[Brief] Copy out verbatim the lines of the records, starting at the line containing "answer-option-label: Analysis of" and ending at the line containing "Management System [26,302,351,326]", with both of those lines included.

══ Provided material

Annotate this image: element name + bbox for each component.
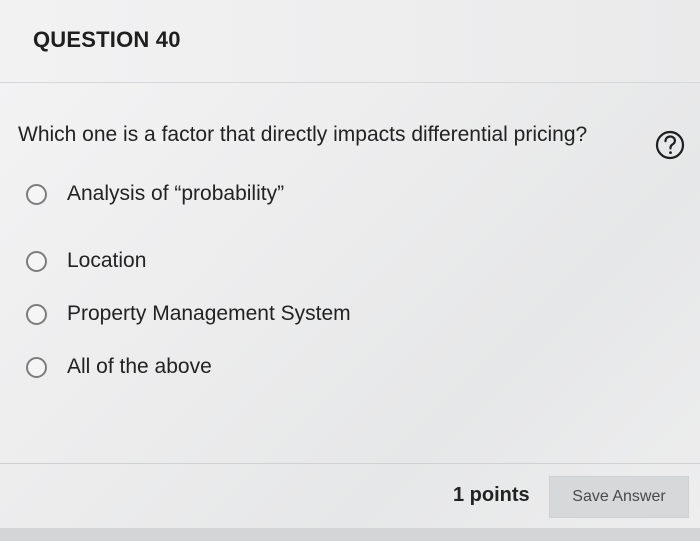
answer-option-label: Analysis of “probability” [67,182,285,205]
radio-button[interactable] [26,250,47,272]
header-divider [0,82,700,83]
question-header: QUESTION 40 [0,0,700,82]
question-prompt: Which one is a factor that directly impa… [18,123,588,146]
radio-button[interactable] [26,303,47,325]
answer-option-all-of-the-above[interactable]: All of the above [26,355,212,379]
quiz-question-screen: QUESTION 40 Which one is a factor that d… [0,0,700,541]
answer-option-analysis-of-probability[interactable]: Analysis of “probability” [26,182,284,206]
save-answer-button[interactable]: Save Answer [549,476,689,518]
question-mark-circle-icon[interactable] [654,129,686,161]
answer-option-label: Property Management System [67,302,351,325]
question-points: 1 points [453,484,530,506]
radio-button[interactable] [26,356,47,378]
footer-divider [0,463,700,464]
answer-option-property-management-system[interactable]: Property Management System [26,302,351,326]
answer-option-location[interactable]: Location [26,249,146,273]
answer-option-label: Location [67,249,147,272]
question-title: QUESTION 40 [33,27,181,52]
answer-option-label: All of the above [67,355,212,378]
bottom-strip [0,528,700,541]
radio-button[interactable] [26,183,47,205]
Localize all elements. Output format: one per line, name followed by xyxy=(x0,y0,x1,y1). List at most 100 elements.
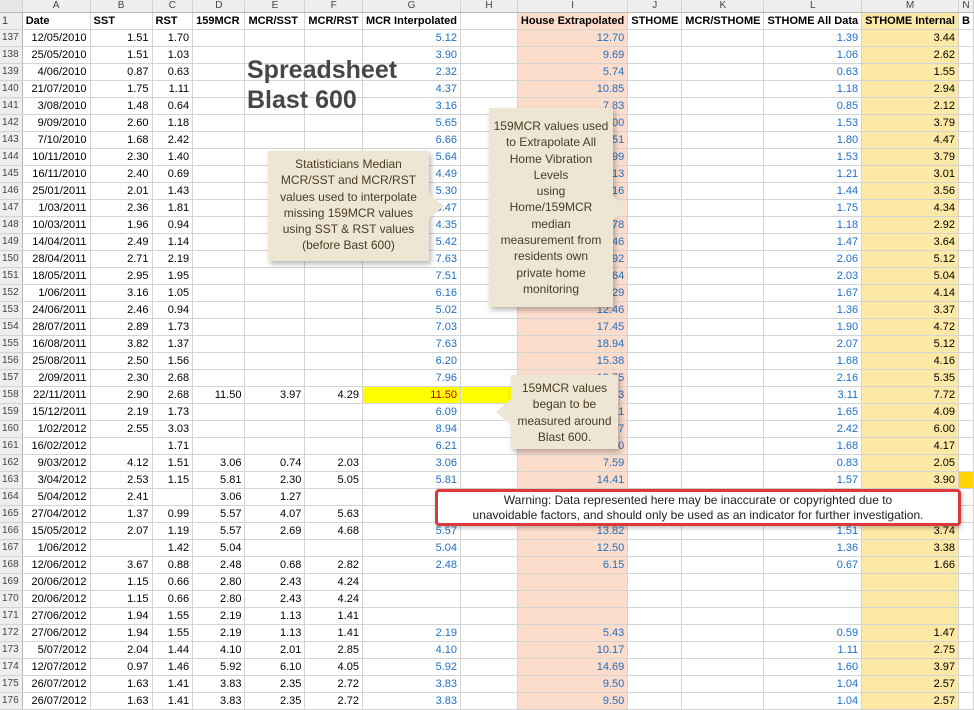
sst-cell[interactable]: 2.01 xyxy=(90,182,153,200)
row-number[interactable]: 145 xyxy=(0,165,23,183)
mcr-sthome-cell[interactable] xyxy=(681,182,765,200)
mcr-rst-cell[interactable] xyxy=(304,539,363,557)
rst-cell[interactable]: 1.18 xyxy=(152,114,194,132)
column-header-m[interactable]: M xyxy=(861,0,959,13)
header-cell[interactable]: House Extrapolated xyxy=(517,12,629,30)
column-header-f[interactable]: F xyxy=(304,0,363,13)
rst-cell[interactable]: 0.63 xyxy=(152,63,194,81)
rst-cell[interactable]: 2.68 xyxy=(152,386,194,404)
mcr-sthome-cell[interactable] xyxy=(681,335,765,353)
mcr-cell[interactable]: 5.81 xyxy=(192,471,246,489)
row-number[interactable]: 156 xyxy=(0,352,23,370)
sthome-internal-cell[interactable]: 5.12 xyxy=(861,335,959,353)
mcr-rst-cell[interactable] xyxy=(304,114,363,132)
mcr-cell[interactable] xyxy=(192,403,246,421)
sthome-all-cell[interactable]: 1.04 xyxy=(763,692,863,710)
sthome-internal-cell[interactable] xyxy=(861,607,959,625)
mcr-cell[interactable] xyxy=(192,250,246,268)
mcr-sthome-cell[interactable] xyxy=(681,607,765,625)
sthome-all-cell[interactable] xyxy=(763,590,863,608)
date-cell[interactable]: 7/10/2010 xyxy=(22,131,91,149)
mcr-rst-cell[interactable]: 4.05 xyxy=(304,658,363,676)
row-number[interactable]: 162 xyxy=(0,454,23,472)
sthome-all-cell[interactable]: 1.68 xyxy=(763,437,863,455)
date-cell[interactable]: 1/06/2011 xyxy=(22,284,91,302)
row-number[interactable]: 138 xyxy=(0,46,23,64)
row-number[interactable]: 176 xyxy=(0,692,23,710)
rst-cell[interactable]: 1.73 xyxy=(152,403,194,421)
sthome-cell[interactable] xyxy=(627,573,683,591)
mcr-sthome-cell[interactable] xyxy=(681,29,765,47)
sthome-internal-cell[interactable]: 4.09 xyxy=(861,403,959,421)
sthome-all-cell[interactable]: 1.04 xyxy=(763,675,863,693)
sst-cell[interactable]: 2.07 xyxy=(90,522,153,540)
sthome-all-cell[interactable]: 1.53 xyxy=(763,148,863,166)
mcr-sst-cell[interactable] xyxy=(244,284,306,302)
rst-cell[interactable]: 1.40 xyxy=(152,148,194,166)
sthome-internal-cell[interactable]: 2.57 xyxy=(861,675,959,693)
sst-cell[interactable]: 1.94 xyxy=(90,607,153,625)
sthome-internal-cell[interactable]: 3.79 xyxy=(861,148,959,166)
sthome-internal-cell[interactable]: 7.72 xyxy=(861,386,959,404)
overflow-cell[interactable] xyxy=(958,624,974,642)
sst-cell[interactable]: 1.15 xyxy=(90,590,153,608)
mcr-sthome-cell[interactable] xyxy=(681,63,765,81)
date-cell[interactable]: 18/05/2011 xyxy=(22,267,91,285)
mcr-cell[interactable]: 3.83 xyxy=(192,675,246,693)
mcr-cell[interactable]: 5.92 xyxy=(192,658,246,676)
sthome-all-cell[interactable]: 1.80 xyxy=(763,131,863,149)
rst-cell[interactable]: 1.73 xyxy=(152,318,194,336)
mcr-sst-cell[interactable]: 2.01 xyxy=(244,641,306,659)
mcr-interpolated-cell[interactable]: 11.50 xyxy=(362,386,462,404)
overflow-cell[interactable] xyxy=(958,437,974,455)
mcr-sst-cell[interactable] xyxy=(244,29,306,47)
rst-cell[interactable] xyxy=(152,488,194,506)
sthome-internal-cell[interactable]: 4.17 xyxy=(861,437,959,455)
rst-cell[interactable]: 0.66 xyxy=(152,590,194,608)
house-extrapolated-cell[interactable]: 6.15 xyxy=(517,556,629,574)
sthome-internal-cell[interactable]: 2.57 xyxy=(861,692,959,710)
date-cell[interactable]: 16/11/2010 xyxy=(22,165,91,183)
row-number[interactable]: 159 xyxy=(0,403,23,421)
sst-cell[interactable]: 2.36 xyxy=(90,199,153,217)
mcr-rst-cell[interactable]: 2.85 xyxy=(304,641,363,659)
mcr-cell[interactable] xyxy=(192,97,246,115)
overflow-cell[interactable] xyxy=(958,454,974,472)
mcr-cell[interactable]: 3.06 xyxy=(192,488,246,506)
mcr-cell[interactable] xyxy=(192,318,246,336)
mcr-interpolated-cell[interactable]: 5.04 xyxy=(362,539,462,557)
sthome-cell[interactable] xyxy=(627,80,683,98)
rst-cell[interactable]: 0.94 xyxy=(152,301,194,319)
sthome-all-cell[interactable]: 2.07 xyxy=(763,335,863,353)
date-cell[interactable]: 3/08/2010 xyxy=(22,97,91,115)
sthome-all-cell[interactable]: 1.75 xyxy=(763,199,863,217)
sst-cell[interactable]: 2.41 xyxy=(90,488,153,506)
sthome-all-cell[interactable] xyxy=(763,607,863,625)
sthome-cell[interactable] xyxy=(627,114,683,132)
sthome-internal-cell[interactable] xyxy=(861,590,959,608)
overflow-cell[interactable] xyxy=(958,556,974,574)
sst-cell[interactable]: 1.75 xyxy=(90,80,153,98)
mcr-interpolated-cell[interactable] xyxy=(362,590,462,608)
house-extrapolated-cell[interactable]: 5.74 xyxy=(517,63,629,81)
overflow-cell[interactable] xyxy=(958,199,974,217)
sthome-internal-cell[interactable]: 3.38 xyxy=(861,539,959,557)
empty-cell[interactable] xyxy=(460,641,518,659)
date-cell[interactable]: 20/06/2012 xyxy=(22,573,91,591)
mcr-interpolated-cell[interactable]: 3.83 xyxy=(362,675,462,693)
mcr-interpolated-cell[interactable]: 5.12 xyxy=(362,29,462,47)
overflow-cell[interactable] xyxy=(958,80,974,98)
rst-cell[interactable]: 1.81 xyxy=(152,199,194,217)
sthome-internal-cell[interactable]: 4.34 xyxy=(861,199,959,217)
empty-cell[interactable] xyxy=(460,624,518,642)
sthome-internal-cell[interactable]: 3.64 xyxy=(861,233,959,251)
date-cell[interactable]: 4/06/2010 xyxy=(22,63,91,81)
rst-cell[interactable]: 1.44 xyxy=(152,641,194,659)
mcr-cell[interactable] xyxy=(192,131,246,149)
overflow-cell[interactable] xyxy=(958,182,974,200)
rst-cell[interactable]: 1.41 xyxy=(152,692,194,710)
sthome-all-cell[interactable]: 2.06 xyxy=(763,250,863,268)
sthome-cell[interactable] xyxy=(627,335,683,353)
mcr-rst-cell[interactable]: 2.82 xyxy=(304,556,363,574)
sthome-cell[interactable] xyxy=(627,284,683,302)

════

[Written answer]
answer-option-label: Analysis of “probability” [67,182,285,205]
radio-button[interactable] [26,250,47,272]
header-divider [0,82,700,83]
question-header: QUESTION 40 [0,0,700,82]
question-prompt: Which one is a factor that directly impa… [18,123,588,146]
radio-button[interactable] [26,303,47,325]
answer-option-all-of-the-above[interactable]: All of the above [26,355,212,379]
quiz-question-screen: QUESTION 40 Which one is a factor that d… [0,0,700,541]
answer-option-analysis-of-probability[interactable]: Analysis of “probability” [26,182,284,206]
save-answer-button[interactable]: Save Answer [549,476,689,518]
question-mark-circle-icon[interactable] [654,129,686,161]
answer-option-label: Property Management System [67,302,351,325]
question-points: 1 points [453,484,530,506]
radio-button[interactable] [26,356,47,378]
footer-divider [0,463,700,464]
answer-option-property-management-system[interactable]: Property Management System [26,302,351,326]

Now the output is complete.